Given request:
Check every line of the entries below for the word "JSON", and copy the ones that have it.

[START OF Data section]

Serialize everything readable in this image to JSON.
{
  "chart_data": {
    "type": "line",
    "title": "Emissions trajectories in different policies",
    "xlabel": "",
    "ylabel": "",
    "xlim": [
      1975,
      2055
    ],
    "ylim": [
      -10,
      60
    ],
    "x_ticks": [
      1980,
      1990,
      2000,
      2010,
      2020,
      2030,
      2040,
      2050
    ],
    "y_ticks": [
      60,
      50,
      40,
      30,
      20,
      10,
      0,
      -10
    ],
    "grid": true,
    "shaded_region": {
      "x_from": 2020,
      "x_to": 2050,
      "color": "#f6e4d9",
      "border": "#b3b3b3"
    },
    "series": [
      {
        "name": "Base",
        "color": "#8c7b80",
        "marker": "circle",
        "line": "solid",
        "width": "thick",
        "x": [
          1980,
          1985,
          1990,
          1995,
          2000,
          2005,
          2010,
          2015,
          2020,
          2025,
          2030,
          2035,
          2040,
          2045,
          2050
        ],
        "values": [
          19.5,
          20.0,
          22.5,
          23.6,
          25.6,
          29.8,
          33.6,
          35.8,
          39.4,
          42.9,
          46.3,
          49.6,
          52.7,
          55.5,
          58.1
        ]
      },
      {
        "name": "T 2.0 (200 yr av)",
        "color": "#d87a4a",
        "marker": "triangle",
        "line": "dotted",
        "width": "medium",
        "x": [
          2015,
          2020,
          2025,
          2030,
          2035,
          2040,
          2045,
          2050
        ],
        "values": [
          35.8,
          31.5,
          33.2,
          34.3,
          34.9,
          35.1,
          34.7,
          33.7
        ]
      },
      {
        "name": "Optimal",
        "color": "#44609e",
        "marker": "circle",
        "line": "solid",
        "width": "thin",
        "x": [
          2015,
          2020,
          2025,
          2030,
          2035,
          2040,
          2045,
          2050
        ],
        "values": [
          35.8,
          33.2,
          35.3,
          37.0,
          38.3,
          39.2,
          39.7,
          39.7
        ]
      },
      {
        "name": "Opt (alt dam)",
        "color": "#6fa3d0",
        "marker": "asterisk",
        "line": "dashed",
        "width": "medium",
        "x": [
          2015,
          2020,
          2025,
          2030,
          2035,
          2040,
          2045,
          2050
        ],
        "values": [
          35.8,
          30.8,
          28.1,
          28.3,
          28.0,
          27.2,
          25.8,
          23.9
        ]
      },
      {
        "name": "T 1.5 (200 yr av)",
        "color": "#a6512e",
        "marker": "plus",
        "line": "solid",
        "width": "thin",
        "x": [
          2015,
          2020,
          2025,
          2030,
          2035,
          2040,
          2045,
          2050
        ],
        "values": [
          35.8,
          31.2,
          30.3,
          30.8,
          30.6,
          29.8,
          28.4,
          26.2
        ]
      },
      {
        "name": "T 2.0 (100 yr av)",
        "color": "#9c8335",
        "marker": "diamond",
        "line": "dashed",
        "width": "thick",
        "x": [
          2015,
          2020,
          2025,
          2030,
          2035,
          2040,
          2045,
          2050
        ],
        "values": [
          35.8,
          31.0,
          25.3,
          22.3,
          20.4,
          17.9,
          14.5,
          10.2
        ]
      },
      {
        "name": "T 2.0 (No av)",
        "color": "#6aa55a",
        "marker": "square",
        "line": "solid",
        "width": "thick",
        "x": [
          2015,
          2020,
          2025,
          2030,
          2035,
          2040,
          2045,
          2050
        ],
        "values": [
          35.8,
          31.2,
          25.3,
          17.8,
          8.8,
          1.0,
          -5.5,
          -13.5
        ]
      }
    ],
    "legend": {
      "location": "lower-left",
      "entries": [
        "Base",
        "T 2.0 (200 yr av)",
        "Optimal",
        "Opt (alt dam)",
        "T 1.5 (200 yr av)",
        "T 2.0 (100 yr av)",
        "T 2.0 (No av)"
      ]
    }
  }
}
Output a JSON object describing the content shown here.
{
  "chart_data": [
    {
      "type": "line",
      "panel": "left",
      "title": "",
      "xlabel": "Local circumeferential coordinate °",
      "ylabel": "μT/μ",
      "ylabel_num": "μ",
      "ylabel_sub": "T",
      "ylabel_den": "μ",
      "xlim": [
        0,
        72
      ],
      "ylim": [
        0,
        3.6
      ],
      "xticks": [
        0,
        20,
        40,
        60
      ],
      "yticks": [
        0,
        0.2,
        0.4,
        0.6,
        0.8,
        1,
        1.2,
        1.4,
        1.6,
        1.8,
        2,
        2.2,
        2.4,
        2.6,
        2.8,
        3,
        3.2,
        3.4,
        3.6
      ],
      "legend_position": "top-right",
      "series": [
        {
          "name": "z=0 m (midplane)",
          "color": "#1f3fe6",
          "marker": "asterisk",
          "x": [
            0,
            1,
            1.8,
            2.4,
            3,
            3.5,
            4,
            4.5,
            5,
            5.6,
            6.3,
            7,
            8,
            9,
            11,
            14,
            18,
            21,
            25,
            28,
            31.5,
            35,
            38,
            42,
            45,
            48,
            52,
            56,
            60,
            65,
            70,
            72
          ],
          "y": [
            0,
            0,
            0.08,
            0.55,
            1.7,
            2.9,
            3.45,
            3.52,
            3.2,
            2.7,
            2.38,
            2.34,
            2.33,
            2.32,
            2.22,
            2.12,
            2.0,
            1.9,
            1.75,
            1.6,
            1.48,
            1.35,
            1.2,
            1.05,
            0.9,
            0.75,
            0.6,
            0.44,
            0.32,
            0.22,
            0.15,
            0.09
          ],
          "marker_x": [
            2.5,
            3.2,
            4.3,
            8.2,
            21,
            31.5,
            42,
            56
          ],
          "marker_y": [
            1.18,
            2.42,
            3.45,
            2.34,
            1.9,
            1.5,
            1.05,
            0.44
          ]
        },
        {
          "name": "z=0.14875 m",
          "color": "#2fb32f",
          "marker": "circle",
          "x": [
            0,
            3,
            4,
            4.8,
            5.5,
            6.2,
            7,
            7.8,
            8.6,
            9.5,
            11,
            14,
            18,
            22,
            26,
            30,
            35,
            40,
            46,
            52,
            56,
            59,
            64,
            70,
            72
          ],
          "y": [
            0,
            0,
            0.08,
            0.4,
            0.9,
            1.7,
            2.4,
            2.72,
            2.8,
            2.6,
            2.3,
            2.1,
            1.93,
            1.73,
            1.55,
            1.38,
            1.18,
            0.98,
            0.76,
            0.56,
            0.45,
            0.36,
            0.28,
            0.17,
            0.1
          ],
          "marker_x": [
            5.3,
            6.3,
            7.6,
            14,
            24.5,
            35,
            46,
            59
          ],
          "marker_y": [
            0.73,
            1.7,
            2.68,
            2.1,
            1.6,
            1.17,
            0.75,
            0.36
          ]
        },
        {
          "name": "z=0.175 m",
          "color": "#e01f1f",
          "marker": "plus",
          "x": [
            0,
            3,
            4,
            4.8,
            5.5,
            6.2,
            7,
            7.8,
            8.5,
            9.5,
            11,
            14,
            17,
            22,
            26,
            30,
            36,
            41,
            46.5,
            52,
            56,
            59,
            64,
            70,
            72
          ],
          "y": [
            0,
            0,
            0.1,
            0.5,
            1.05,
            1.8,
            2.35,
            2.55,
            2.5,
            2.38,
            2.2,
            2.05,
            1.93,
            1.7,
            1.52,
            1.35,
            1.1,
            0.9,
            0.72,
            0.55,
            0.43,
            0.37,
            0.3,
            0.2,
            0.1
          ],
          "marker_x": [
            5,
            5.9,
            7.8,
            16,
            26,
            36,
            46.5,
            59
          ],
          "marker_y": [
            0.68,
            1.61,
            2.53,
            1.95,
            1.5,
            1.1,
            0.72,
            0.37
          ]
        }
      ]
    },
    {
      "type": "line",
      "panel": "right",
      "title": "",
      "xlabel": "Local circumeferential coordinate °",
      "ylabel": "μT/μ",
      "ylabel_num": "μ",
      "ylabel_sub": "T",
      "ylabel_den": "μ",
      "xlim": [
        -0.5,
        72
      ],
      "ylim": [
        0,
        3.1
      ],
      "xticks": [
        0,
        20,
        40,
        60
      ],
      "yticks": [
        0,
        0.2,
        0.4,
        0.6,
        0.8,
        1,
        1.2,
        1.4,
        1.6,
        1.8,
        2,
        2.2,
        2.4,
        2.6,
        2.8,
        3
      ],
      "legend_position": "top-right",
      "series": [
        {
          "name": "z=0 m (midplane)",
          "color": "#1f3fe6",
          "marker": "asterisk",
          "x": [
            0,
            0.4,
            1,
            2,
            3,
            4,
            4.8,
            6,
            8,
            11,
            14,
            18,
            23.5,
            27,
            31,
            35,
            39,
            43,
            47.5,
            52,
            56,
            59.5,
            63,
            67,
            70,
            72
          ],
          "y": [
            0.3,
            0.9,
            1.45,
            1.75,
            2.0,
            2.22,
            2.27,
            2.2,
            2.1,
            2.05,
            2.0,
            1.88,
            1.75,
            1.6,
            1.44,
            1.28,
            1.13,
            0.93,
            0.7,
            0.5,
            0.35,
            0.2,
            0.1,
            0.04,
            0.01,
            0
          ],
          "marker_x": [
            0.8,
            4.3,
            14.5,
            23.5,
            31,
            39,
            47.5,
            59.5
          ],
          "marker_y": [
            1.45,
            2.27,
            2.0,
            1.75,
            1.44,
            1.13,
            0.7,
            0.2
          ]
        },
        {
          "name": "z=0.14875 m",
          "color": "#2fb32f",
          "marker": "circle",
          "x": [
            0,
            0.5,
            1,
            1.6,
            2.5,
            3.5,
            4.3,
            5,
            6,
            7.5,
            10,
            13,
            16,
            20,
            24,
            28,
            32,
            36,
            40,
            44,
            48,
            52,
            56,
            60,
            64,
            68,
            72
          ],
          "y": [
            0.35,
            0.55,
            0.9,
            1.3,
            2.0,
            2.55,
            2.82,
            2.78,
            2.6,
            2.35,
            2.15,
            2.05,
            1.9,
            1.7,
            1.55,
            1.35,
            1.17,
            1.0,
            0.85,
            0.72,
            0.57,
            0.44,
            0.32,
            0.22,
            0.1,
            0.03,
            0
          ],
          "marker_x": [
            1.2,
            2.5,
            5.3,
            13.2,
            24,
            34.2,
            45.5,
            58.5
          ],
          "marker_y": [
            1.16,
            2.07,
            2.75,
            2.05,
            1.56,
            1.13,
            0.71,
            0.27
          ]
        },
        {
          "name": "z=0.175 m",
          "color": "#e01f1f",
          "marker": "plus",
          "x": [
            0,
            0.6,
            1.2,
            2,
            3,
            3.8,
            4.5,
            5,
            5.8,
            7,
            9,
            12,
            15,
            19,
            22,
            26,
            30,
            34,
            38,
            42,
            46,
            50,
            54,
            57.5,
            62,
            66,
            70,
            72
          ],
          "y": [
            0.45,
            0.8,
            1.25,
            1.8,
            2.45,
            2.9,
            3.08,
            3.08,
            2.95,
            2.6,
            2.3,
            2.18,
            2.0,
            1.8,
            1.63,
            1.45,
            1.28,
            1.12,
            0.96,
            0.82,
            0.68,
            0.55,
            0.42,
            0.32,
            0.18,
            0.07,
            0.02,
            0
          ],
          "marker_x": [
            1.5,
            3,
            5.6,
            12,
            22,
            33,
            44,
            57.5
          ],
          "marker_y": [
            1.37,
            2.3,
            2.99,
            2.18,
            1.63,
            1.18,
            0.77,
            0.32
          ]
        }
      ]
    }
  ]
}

[END OF Data section]

Full answer:
Serialize everything readable in this image to JSON.
Output a JSON object describing the content shown here.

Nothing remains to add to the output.